WHAT YOU WILL DO: Can you write out the listing below again, swapping "screenshot" for "image" and changing nothing else, but without the pictures?

DATA FOR THE TASK:
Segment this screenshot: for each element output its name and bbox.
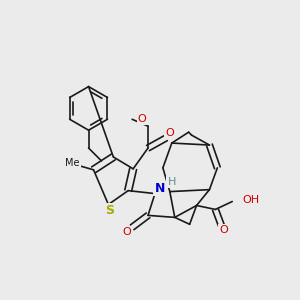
Text: N: N — [155, 182, 165, 195]
Text: O: O — [138, 114, 146, 124]
Text: O: O — [165, 128, 174, 138]
Text: S: S — [105, 204, 114, 217]
Text: H: H — [168, 177, 176, 187]
Text: O: O — [219, 225, 228, 235]
Text: OH: OH — [242, 194, 259, 205]
Text: O: O — [123, 227, 132, 237]
Text: Me: Me — [65, 158, 80, 168]
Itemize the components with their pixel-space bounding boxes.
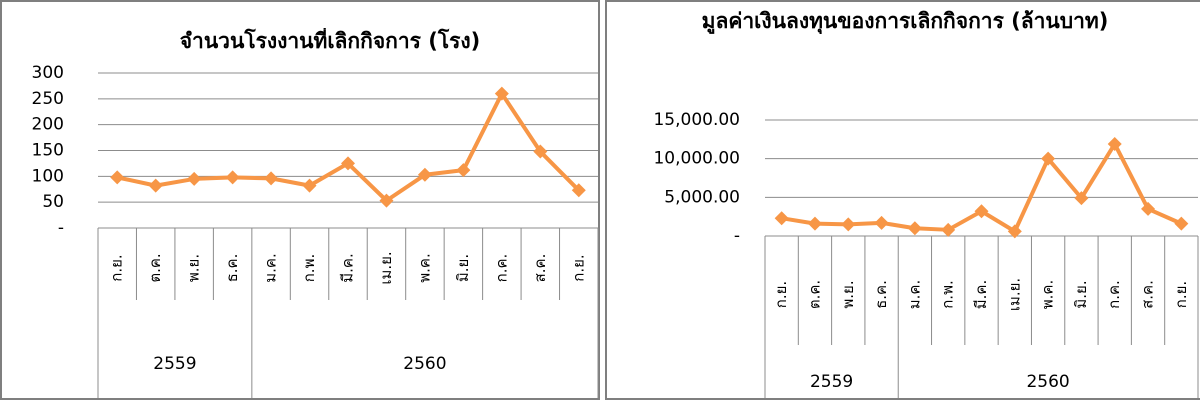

RESULT OF THIS TASK:
Segment this image: for each element output its name and bbox.
Text: N: N — [155, 182, 165, 195]
Text: O: O — [138, 114, 146, 124]
Text: O: O — [165, 128, 174, 138]
Text: S: S — [105, 204, 114, 217]
Text: H: H — [168, 177, 176, 187]
Text: O: O — [219, 225, 228, 235]
Text: OH: OH — [242, 194, 259, 205]
Text: O: O — [123, 227, 132, 237]
Text: Me: Me — [65, 158, 80, 168]
Itemize the components with their pixel-space bounding boxes.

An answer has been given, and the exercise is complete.